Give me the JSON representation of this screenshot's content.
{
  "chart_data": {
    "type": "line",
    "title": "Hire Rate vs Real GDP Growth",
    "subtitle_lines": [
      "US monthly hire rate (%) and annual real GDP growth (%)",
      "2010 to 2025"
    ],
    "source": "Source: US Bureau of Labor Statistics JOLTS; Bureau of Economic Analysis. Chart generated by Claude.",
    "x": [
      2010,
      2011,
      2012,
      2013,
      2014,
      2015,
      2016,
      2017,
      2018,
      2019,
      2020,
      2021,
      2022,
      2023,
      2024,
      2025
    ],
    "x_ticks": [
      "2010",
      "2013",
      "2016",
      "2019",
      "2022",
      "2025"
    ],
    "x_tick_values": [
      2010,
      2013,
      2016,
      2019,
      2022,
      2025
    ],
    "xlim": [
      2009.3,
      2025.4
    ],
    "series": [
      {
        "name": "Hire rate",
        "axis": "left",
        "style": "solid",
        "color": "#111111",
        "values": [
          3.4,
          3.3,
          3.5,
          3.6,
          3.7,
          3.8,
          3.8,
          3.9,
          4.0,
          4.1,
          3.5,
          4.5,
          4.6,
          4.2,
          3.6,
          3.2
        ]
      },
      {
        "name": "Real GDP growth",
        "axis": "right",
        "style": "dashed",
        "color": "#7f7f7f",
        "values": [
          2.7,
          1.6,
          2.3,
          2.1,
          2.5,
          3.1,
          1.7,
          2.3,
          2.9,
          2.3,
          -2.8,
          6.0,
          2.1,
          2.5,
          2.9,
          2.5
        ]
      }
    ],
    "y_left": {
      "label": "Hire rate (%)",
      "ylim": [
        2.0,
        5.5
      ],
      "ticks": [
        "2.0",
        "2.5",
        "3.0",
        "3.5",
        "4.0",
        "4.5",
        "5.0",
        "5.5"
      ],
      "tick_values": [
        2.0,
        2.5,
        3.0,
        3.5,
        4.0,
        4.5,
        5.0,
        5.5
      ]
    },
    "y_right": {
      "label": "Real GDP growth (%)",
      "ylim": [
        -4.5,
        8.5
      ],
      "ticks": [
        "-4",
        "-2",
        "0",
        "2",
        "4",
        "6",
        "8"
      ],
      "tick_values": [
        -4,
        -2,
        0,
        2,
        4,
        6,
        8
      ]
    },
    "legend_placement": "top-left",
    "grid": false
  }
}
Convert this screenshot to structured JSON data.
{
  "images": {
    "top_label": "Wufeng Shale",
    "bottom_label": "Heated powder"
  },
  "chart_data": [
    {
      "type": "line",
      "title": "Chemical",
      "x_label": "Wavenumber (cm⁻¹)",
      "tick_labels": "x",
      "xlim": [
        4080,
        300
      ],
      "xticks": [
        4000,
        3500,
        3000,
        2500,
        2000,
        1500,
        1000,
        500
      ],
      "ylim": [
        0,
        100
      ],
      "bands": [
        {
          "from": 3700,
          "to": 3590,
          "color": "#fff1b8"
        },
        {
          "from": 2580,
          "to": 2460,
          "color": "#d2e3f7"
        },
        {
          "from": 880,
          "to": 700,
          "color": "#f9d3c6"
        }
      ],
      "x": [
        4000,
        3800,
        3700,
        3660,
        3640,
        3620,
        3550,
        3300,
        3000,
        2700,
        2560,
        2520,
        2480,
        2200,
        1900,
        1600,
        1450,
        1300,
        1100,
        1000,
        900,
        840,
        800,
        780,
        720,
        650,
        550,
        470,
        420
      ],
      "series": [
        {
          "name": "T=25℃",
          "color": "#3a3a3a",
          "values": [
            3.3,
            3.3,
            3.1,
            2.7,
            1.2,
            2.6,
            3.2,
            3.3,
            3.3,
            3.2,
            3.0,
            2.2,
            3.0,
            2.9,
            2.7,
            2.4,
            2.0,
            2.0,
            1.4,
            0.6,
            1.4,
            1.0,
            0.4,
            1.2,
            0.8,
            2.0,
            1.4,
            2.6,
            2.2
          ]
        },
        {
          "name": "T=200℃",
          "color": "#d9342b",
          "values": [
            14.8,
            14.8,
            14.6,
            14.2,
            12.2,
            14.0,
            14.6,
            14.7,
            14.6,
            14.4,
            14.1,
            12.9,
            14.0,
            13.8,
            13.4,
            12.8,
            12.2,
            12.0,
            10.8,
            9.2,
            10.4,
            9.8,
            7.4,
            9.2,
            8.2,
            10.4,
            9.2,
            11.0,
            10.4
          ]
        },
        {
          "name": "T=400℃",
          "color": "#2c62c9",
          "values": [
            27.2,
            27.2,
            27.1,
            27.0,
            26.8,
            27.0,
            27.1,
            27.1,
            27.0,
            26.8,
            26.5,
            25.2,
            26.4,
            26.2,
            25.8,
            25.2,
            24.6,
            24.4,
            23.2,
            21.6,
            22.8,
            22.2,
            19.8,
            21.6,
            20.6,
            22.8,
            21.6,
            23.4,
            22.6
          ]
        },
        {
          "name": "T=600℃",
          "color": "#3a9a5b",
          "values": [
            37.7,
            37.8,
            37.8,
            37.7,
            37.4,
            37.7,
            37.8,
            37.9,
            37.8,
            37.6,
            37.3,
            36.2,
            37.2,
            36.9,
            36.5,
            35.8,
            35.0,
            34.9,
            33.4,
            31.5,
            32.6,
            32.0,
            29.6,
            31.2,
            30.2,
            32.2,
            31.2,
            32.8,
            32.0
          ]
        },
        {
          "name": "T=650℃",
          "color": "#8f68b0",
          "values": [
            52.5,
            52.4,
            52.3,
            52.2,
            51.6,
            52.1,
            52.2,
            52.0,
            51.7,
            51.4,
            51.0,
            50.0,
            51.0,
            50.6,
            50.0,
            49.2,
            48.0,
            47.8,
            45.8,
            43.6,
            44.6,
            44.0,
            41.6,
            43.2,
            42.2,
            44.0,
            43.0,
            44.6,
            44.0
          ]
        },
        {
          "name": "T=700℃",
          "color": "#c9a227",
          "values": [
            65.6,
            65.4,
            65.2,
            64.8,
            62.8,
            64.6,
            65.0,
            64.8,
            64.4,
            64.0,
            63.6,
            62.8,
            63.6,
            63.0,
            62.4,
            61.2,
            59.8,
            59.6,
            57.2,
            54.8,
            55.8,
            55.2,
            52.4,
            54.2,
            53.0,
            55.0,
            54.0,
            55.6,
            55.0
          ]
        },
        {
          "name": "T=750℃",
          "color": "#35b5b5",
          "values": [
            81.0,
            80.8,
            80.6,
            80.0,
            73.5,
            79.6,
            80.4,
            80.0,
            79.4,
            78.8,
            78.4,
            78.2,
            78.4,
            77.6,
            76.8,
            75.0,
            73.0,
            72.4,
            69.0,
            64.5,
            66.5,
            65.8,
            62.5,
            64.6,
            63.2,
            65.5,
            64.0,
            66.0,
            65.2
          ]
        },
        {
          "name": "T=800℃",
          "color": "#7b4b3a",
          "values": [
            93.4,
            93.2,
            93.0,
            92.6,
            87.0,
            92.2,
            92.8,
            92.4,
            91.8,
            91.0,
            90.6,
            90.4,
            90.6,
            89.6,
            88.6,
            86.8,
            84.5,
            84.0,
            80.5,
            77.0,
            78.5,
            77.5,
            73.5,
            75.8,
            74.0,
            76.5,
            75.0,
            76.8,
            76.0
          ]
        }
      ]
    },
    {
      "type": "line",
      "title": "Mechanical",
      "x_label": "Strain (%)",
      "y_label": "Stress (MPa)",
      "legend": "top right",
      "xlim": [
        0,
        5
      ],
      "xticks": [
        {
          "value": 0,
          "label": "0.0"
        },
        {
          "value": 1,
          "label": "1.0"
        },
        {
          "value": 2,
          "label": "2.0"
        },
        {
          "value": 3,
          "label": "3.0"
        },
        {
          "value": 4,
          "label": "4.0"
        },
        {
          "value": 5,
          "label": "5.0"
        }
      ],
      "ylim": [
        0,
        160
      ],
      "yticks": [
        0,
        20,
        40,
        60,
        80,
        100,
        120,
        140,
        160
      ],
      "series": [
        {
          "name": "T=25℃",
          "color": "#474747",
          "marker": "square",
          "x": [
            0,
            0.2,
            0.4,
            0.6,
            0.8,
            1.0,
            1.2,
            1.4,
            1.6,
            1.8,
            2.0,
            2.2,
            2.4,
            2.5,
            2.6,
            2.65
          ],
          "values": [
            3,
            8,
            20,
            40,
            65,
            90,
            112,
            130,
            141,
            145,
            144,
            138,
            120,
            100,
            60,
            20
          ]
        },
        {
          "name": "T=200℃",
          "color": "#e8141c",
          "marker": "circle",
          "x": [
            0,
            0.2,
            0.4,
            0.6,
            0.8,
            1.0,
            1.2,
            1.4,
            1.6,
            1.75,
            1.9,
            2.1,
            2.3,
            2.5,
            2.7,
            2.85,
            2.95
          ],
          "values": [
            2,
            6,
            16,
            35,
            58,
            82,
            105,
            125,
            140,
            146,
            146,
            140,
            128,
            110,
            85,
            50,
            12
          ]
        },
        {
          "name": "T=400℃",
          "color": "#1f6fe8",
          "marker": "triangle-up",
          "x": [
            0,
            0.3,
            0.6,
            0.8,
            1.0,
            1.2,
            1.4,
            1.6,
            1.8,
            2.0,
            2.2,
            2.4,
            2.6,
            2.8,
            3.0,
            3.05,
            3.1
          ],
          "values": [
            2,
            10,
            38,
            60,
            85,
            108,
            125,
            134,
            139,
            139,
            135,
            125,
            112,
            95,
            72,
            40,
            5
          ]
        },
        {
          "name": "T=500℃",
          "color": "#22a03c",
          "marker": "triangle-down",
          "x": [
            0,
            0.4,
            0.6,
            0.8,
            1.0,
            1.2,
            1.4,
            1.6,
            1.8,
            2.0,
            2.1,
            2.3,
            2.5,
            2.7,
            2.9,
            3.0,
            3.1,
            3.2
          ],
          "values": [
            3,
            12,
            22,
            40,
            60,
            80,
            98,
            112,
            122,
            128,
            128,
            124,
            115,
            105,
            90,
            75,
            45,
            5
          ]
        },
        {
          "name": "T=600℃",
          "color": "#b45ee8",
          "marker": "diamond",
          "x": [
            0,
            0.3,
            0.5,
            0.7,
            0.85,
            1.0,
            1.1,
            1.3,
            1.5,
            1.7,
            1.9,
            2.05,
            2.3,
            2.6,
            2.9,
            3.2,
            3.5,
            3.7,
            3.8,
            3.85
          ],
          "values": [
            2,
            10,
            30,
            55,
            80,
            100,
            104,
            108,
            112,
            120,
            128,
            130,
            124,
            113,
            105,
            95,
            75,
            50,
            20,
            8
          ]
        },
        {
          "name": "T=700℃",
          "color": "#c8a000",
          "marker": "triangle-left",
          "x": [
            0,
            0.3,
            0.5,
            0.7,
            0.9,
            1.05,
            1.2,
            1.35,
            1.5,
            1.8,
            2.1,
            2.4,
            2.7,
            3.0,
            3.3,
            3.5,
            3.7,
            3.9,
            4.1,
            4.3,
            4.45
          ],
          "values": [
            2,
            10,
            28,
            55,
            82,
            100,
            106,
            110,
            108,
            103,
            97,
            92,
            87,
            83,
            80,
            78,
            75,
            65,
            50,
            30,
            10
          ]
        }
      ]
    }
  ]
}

▸ Challenge
The records are above. How many lines in them contain the word "screenshot"? Give the number alone.

▸ The result
2